::: Dataset content :::

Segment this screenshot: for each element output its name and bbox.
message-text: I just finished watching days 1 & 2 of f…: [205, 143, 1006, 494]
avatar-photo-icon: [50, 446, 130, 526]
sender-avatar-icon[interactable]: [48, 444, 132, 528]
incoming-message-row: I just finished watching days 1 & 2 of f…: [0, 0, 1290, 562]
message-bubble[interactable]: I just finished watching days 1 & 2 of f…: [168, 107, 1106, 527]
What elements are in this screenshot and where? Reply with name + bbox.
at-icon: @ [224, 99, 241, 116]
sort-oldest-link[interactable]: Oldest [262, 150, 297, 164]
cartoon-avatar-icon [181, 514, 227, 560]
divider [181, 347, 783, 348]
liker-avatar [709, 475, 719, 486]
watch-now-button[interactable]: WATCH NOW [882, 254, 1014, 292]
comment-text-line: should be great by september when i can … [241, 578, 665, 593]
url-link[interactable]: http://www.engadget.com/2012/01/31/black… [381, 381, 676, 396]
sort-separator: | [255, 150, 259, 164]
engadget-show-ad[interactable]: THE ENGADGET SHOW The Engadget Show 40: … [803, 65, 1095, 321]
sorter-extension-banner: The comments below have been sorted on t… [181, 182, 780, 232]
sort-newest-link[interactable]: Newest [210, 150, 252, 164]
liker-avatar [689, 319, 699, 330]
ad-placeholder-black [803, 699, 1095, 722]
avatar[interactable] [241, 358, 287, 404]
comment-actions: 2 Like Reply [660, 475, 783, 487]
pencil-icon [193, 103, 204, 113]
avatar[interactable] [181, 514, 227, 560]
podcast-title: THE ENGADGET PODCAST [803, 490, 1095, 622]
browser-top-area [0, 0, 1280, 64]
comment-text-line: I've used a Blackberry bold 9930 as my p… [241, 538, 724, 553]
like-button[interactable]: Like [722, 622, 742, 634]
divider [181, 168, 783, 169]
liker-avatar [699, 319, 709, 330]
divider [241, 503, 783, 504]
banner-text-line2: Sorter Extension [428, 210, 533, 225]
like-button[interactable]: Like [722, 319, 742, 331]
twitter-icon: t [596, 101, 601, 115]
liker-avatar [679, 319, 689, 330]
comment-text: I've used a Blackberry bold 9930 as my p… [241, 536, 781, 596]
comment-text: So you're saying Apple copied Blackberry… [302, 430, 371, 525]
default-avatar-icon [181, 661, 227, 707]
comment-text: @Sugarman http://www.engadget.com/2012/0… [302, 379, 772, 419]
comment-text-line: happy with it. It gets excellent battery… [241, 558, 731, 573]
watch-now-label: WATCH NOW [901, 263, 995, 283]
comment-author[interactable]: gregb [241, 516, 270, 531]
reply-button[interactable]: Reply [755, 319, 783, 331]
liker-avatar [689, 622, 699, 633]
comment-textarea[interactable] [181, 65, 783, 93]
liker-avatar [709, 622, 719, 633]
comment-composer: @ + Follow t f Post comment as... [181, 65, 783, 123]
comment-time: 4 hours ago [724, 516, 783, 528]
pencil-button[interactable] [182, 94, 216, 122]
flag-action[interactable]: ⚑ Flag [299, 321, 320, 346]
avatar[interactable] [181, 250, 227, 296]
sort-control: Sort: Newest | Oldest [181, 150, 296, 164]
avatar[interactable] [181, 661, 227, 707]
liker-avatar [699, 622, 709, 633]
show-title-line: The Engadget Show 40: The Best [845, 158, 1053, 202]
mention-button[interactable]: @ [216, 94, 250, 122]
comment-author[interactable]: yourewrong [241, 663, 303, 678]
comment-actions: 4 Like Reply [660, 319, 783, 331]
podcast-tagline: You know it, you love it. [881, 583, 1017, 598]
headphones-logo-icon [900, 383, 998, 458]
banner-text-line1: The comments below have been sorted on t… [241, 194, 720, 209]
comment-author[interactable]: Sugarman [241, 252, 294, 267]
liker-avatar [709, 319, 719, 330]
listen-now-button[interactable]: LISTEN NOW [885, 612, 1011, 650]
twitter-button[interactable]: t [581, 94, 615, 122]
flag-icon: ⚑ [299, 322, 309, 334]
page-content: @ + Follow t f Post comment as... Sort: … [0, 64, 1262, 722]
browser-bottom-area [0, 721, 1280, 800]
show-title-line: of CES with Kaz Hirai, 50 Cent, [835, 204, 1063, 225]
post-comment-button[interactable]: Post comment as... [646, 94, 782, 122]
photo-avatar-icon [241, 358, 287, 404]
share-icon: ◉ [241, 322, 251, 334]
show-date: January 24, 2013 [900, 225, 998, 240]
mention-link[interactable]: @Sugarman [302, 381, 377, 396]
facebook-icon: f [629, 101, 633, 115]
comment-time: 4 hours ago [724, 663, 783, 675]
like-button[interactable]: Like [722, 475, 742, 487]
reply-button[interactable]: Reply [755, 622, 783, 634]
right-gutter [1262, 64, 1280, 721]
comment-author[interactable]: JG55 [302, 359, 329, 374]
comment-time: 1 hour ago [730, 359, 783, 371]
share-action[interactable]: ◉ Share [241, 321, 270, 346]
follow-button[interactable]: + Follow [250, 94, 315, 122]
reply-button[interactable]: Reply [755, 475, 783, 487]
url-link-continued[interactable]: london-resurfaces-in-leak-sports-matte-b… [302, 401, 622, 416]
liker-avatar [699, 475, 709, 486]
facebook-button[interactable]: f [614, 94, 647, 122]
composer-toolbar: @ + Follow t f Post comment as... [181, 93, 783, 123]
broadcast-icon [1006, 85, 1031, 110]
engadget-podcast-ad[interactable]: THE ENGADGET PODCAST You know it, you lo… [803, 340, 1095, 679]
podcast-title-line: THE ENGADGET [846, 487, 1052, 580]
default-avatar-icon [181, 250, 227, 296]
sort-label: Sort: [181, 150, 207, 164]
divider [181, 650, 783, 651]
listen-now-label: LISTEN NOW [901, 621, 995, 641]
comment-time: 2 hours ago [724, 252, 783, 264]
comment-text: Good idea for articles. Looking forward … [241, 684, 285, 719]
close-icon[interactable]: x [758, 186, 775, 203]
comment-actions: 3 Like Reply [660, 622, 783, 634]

:::

■ **Instructions for the task**:
Copy all of the lines above without changing anything.

■ **Problem solution**:
Segment this screenshot: for each element output its name and bbox.
message-text: I just finished watching days 1 & 2 of f…: [205, 143, 1006, 494]
avatar-photo-icon: [50, 446, 130, 526]
sender-avatar-icon[interactable]: [48, 444, 132, 528]
incoming-message-row: I just finished watching days 1 & 2 of f…: [0, 0, 1290, 562]
message-bubble[interactable]: I just finished watching days 1 & 2 of f…: [168, 107, 1106, 527]
What elements are in this screenshot and where? Reply with name + bbox.
at-icon: @ [224, 99, 241, 116]
sort-oldest-link[interactable]: Oldest [262, 150, 297, 164]
cartoon-avatar-icon [181, 514, 227, 560]
divider [181, 347, 783, 348]
liker-avatar [709, 475, 719, 486]
watch-now-button[interactable]: WATCH NOW [882, 254, 1014, 292]
comment-text-line: should be great by september when i can … [241, 578, 665, 593]
url-link[interactable]: http://www.engadget.com/2012/01/31/black… [381, 381, 676, 396]
sort-separator: | [255, 150, 259, 164]
engadget-show-ad[interactable]: THE ENGADGET SHOW The Engadget Show 40: … [803, 65, 1095, 321]
sorter-extension-banner: The comments below have been sorted on t… [181, 182, 780, 232]
sort-newest-link[interactable]: Newest [210, 150, 252, 164]
liker-avatar [689, 319, 699, 330]
ad-placeholder-black [803, 699, 1095, 722]
avatar[interactable] [241, 358, 287, 404]
comment-actions: 2 Like Reply [660, 475, 783, 487]
pencil-icon [193, 103, 204, 113]
avatar[interactable] [181, 514, 227, 560]
podcast-title: THE ENGADGET PODCAST [803, 490, 1095, 622]
browser-top-area [0, 0, 1280, 64]
comment-text-line: I've used a Blackberry bold 9930 as my p… [241, 538, 724, 553]
like-button[interactable]: Like [722, 622, 742, 634]
divider [181, 168, 783, 169]
liker-avatar [699, 319, 709, 330]
divider [241, 503, 783, 504]
banner-text-line2: Sorter Extension [428, 210, 533, 225]
like-button[interactable]: Like [722, 319, 742, 331]
twitter-icon: t [596, 101, 601, 115]
liker-avatar [679, 319, 689, 330]
comment-text: I've used a Blackberry bold 9930 as my p… [241, 536, 781, 596]
comment-text: So you're saying Apple copied Blackberry… [302, 430, 371, 525]
default-avatar-icon [181, 661, 227, 707]
comment-text: @Sugarman http://www.engadget.com/2012/0… [302, 379, 772, 419]
comment-text-line: happy with it. It gets excellent battery… [241, 558, 731, 573]
watch-now-label: WATCH NOW [901, 263, 995, 283]
comment-author[interactable]: gregb [241, 516, 270, 531]
reply-button[interactable]: Reply [755, 319, 783, 331]
liker-avatar [689, 622, 699, 633]
comment-textarea[interactable] [181, 65, 783, 93]
liker-avatar [709, 622, 719, 633]
comment-composer: @ + Follow t f Post comment as... [181, 65, 783, 123]
comment-time: 4 hours ago [724, 516, 783, 528]
pencil-button[interactable] [182, 94, 216, 122]
flag-action[interactable]: ⚑ Flag [299, 321, 320, 346]
avatar[interactable] [181, 250, 227, 296]
sort-control: Sort: Newest | Oldest [181, 150, 296, 164]
avatar[interactable] [181, 661, 227, 707]
liker-avatar [699, 622, 709, 633]
show-title-line: The Engadget Show 40: The Best [845, 158, 1053, 202]
mention-button[interactable]: @ [216, 94, 250, 122]
comment-author[interactable]: yourewrong [241, 663, 303, 678]
comment-actions: 4 Like Reply [660, 319, 783, 331]
podcast-tagline: You know it, you love it. [881, 583, 1017, 598]
headphones-logo-icon [900, 383, 998, 458]
banner-text-line1: The comments below have been sorted on t… [241, 194, 720, 209]
comment-author[interactable]: Sugarman [241, 252, 294, 267]
liker-avatar [709, 319, 719, 330]
listen-now-button[interactable]: LISTEN NOW [885, 612, 1011, 650]
twitter-button[interactable]: t [581, 94, 615, 122]
flag-icon: ⚑ [299, 322, 309, 334]
page-content: @ + Follow t f Post comment as... Sort: … [0, 64, 1262, 722]
browser-bottom-area [0, 721, 1280, 800]
show-title-line: of CES with Kaz Hirai, 50 Cent, [835, 204, 1063, 225]
post-comment-button[interactable]: Post comment as... [646, 94, 782, 122]
photo-avatar-icon [241, 358, 287, 404]
share-icon: ◉ [241, 322, 251, 334]
show-date: January 24, 2013 [900, 225, 998, 240]
mention-link[interactable]: @Sugarman [302, 381, 377, 396]
facebook-icon: f [629, 101, 633, 115]
comment-time: 4 hours ago [724, 663, 783, 675]
like-button[interactable]: Like [722, 475, 742, 487]
reply-button[interactable]: Reply [755, 622, 783, 634]
right-gutter [1262, 64, 1280, 721]
comment-author[interactable]: JG55 [302, 359, 329, 374]
comment-time: 1 hour ago [730, 359, 783, 371]
share-action[interactable]: ◉ Share [241, 321, 270, 346]
follow-button[interactable]: + Follow [250, 94, 315, 122]
reply-button[interactable]: Reply [755, 475, 783, 487]
url-link-continued[interactable]: london-resurfaces-in-leak-sports-matte-b… [302, 401, 622, 416]
liker-avatar [699, 475, 709, 486]
facebook-button[interactable]: f [614, 94, 647, 122]
composer-toolbar: @ + Follow t f Post comment as... [181, 93, 783, 123]
broadcast-icon [1006, 85, 1031, 110]
engadget-podcast-ad[interactable]: THE ENGADGET PODCAST You know it, you lo… [803, 340, 1095, 679]
podcast-title-line: THE ENGADGET [846, 487, 1052, 580]
default-avatar-icon [181, 250, 227, 296]
sort-label: Sort: [181, 150, 207, 164]
divider [181, 650, 783, 651]
listen-now-label: LISTEN NOW [901, 621, 995, 641]
comment-time: 2 hours ago [724, 252, 783, 264]
comment-text: Good idea for articles. Looking forward … [241, 684, 285, 719]
close-icon[interactable]: x [758, 186, 775, 203]
comment-actions: 3 Like Reply [660, 622, 783, 634]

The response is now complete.